start

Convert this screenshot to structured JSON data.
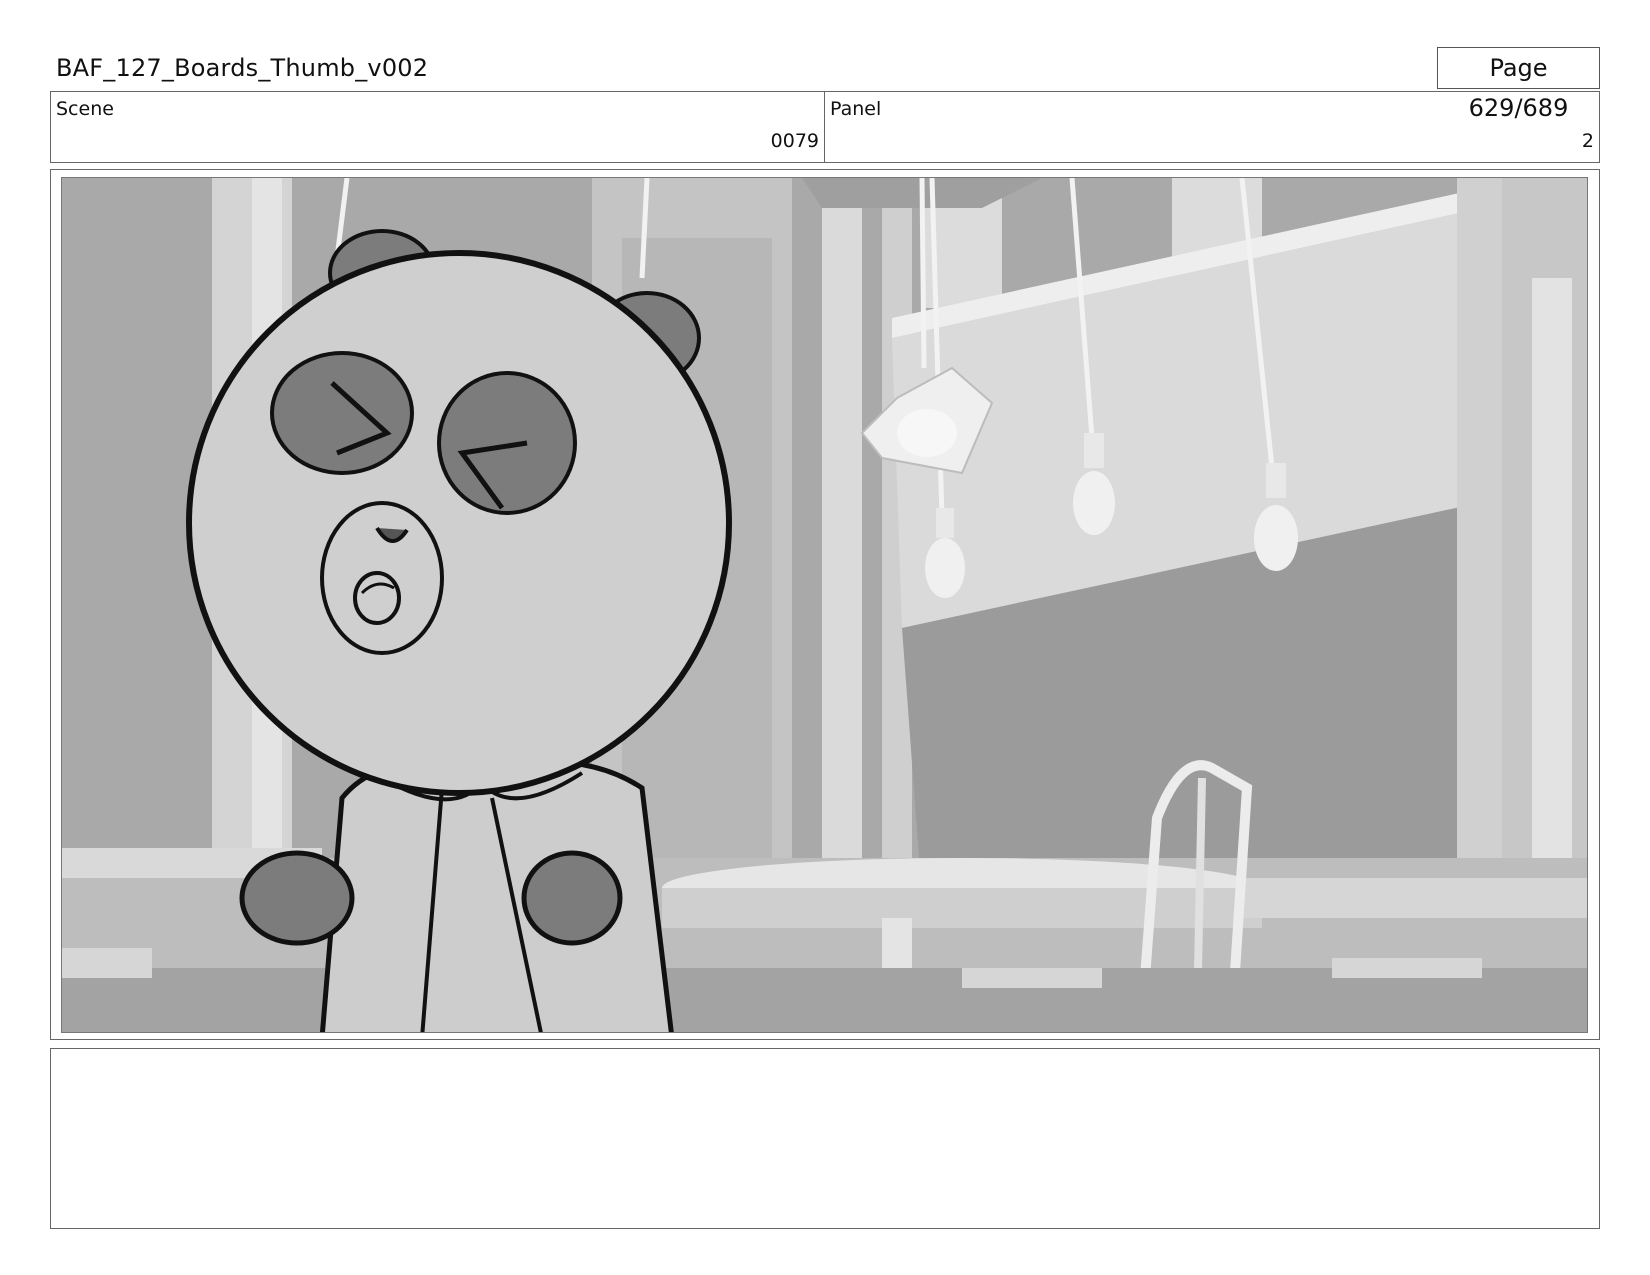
{
  "header": {
    "doc_title": "BAF_127_Boards_Thumb_v002",
    "page_indicator": "Page 629/689"
  },
  "info": {
    "scene_label": "Scene",
    "scene_value": "0079",
    "panel_label": "Panel",
    "panel_value": "2"
  },
  "panel_image": {
    "icon": "storyboard-sketch-panda-cafe",
    "palette": {
      "background": "#a8a8a8",
      "wall_light": "#d6d6d6",
      "wall_mid": "#bdbdbd",
      "window_dark": "#9c9c9c",
      "head_fill": "#cfcfcf",
      "patch_fill": "#7c7c7c",
      "ink": "#111111"
    }
  },
  "notes": {
    "text": ""
  }
}
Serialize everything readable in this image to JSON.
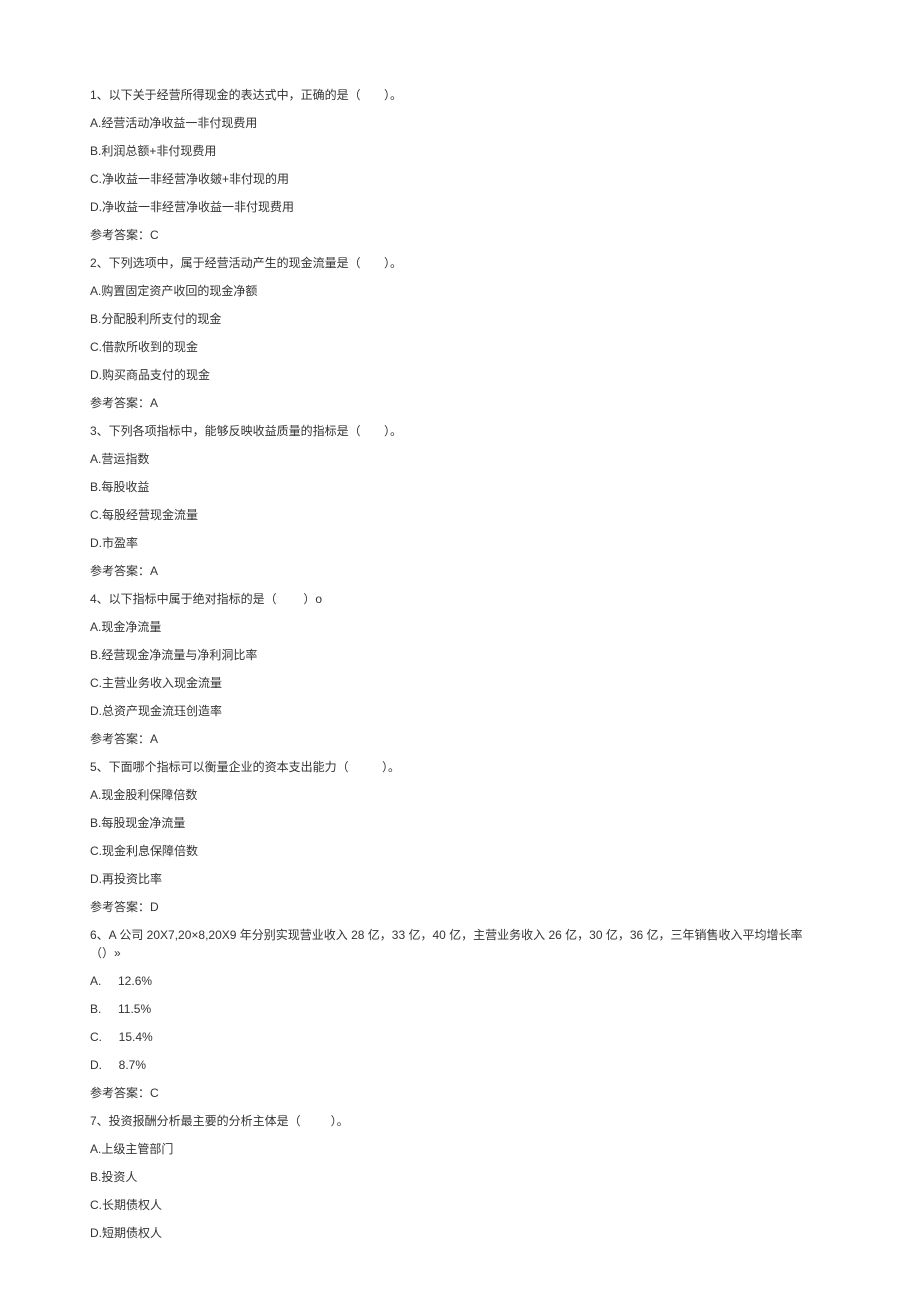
{
  "questions": [
    {
      "stem": "1、以下关于经营所得现金的表达式中，正确的是（       ）。",
      "options": [
        "A.经营活动净收益一非付现费用",
        "B.利润总额+非付现费用",
        "C.净收益一非经营净收皴+非付现的用",
        "D.净收益一非经营净收益一非付现费用"
      ],
      "answer": "参考答案：C"
    },
    {
      "stem": "2、下列选项中，属于经营活动产生的现金流量是（       ）。",
      "options": [
        "A.购置固定资产收回的现金净额",
        "B.分配股利所支付的现金",
        "C.借款所收到的现金",
        "D.购买商品支付的现金"
      ],
      "answer": "参考答案：A"
    },
    {
      "stem": "3、下列各项指标中，能够反映收益质量的指标是（       ）。",
      "options": [
        "A.营运指数",
        "B.每股收益",
        "C.每股经营现金流量",
        "D.市盈率"
      ],
      "answer": "参考答案：A"
    },
    {
      "stem": "4、以下指标中属于绝对指标的是（        ）o",
      "options": [
        "A.现金净流量",
        "B.经营现金净流量与净利洞比率",
        "C.主营业务收入现金流量",
        "D.总资产现金流珏创造率"
      ],
      "answer": "参考答案：A"
    },
    {
      "stem": "5、下面哪个指标可以衡量企业的资本支出能力（          ）。",
      "options": [
        "A.现金股利保障倍数",
        "B.每股现金净流量",
        "C.现金利息保障倍数",
        "D.再投资比率"
      ],
      "answer": "参考答案：D"
    },
    {
      "stem": "6、A 公司 20X7,20×8,20X9 年分别实现营业收入 28 亿，33 亿，40 亿，主营业务收入 26 亿，30 亿，36 亿，三年销售收入平均增长率（）»",
      "options": [
        "A.     12.6%",
        "B.     11.5%",
        "C.     15.4%",
        "D.     8.7%"
      ],
      "answer": "参考答案：C"
    },
    {
      "stem": "7、投资报酬分析最主要的分析主体是（         ）。",
      "options": [
        "A.上级主管部门",
        "B.投资人",
        "C.长期债权人",
        "D.短期债权人"
      ],
      "answer": ""
    }
  ]
}
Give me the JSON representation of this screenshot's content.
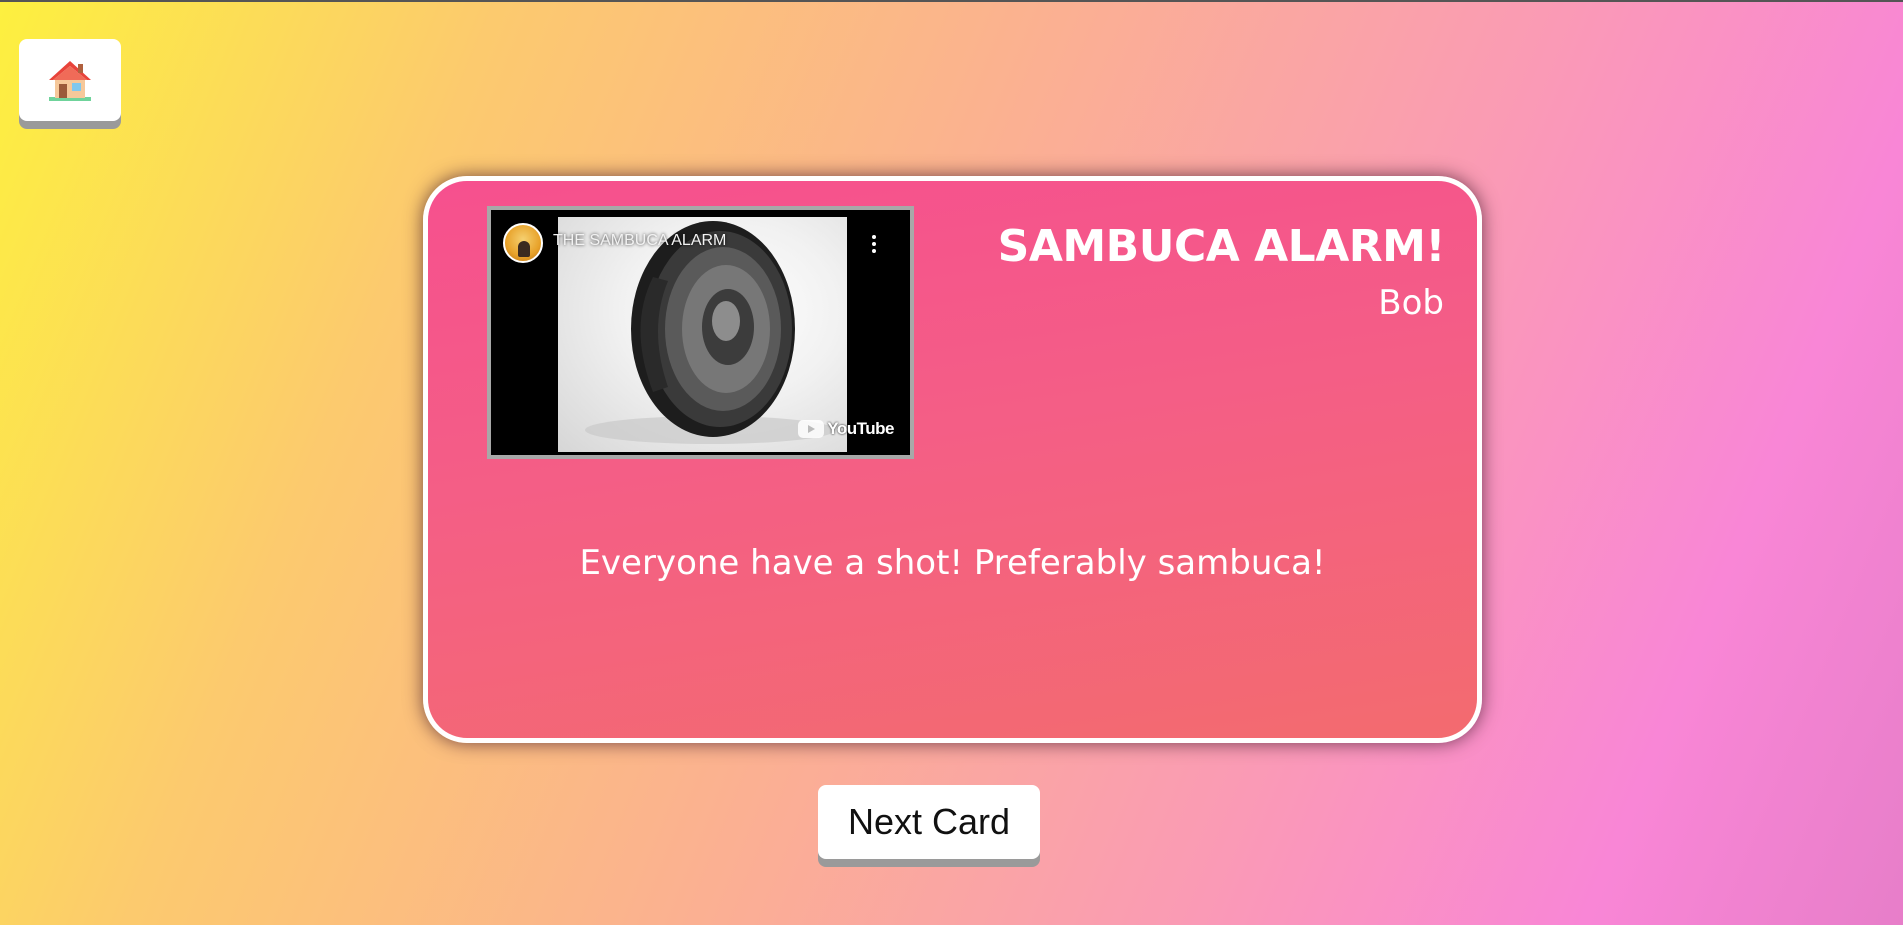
{
  "header": {
    "home_icon": "house-icon"
  },
  "card": {
    "title": "SAMBUCA ALARM!",
    "author": "Bob",
    "text": "Everyone have a shot! Preferably sambuca!",
    "video": {
      "title": "THE SAMBUCA ALARM",
      "provider_label": "YouTube",
      "channel_icon": "channel-avatar",
      "menu_icon": "more-vertical-icon",
      "thumbnail": "speaker-image"
    }
  },
  "controls": {
    "next_label": "Next Card"
  }
}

end

■ **WHAT THE EXERCISE ASKS**
Make a list of all lines in the data that contain "ALARM".

■ **CORRECT ANSWER**
    "title": "SAMBUCA ALARM!",
      "title": "THE SAMBUCA ALARM",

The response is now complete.